Your instructions:
Using the data below, copy each line that includes the word "decir".

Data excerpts
+ + + + +

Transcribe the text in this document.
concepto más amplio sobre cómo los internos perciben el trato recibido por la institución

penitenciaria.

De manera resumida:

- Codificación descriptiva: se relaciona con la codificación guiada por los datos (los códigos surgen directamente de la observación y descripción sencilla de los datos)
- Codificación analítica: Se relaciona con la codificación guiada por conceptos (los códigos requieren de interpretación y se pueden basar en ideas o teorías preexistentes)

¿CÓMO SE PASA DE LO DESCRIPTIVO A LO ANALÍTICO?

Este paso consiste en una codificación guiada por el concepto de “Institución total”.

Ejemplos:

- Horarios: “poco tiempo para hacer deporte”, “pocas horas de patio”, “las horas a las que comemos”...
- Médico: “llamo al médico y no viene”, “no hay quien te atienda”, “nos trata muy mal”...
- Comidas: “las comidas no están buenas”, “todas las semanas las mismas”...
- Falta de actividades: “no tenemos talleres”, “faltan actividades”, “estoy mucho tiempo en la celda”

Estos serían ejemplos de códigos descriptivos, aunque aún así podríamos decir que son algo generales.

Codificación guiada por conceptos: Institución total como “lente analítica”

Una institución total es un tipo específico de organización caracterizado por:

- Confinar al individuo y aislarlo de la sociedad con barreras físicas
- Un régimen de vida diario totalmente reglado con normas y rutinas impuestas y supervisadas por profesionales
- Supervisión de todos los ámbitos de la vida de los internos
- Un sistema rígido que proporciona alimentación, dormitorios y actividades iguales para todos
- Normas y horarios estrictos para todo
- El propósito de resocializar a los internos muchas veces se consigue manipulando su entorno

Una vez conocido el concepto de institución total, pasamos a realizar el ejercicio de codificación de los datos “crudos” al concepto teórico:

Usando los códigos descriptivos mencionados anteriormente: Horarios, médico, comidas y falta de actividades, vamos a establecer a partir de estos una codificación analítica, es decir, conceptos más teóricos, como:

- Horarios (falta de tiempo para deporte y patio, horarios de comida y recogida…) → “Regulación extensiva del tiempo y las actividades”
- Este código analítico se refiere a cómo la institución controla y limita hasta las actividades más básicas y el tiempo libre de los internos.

+ + + + +

Output below:
Estos serían ejemplos de códigos descriptivos, aunque aún así podríamos decir que son algo generales.
Usando los códigos descriptivos mencionados anteriormente: Horarios, médico, comidas y falta de actividades, vamos a establecer a partir de estos una codificación analítica, es decir, conceptos más teóricos, como:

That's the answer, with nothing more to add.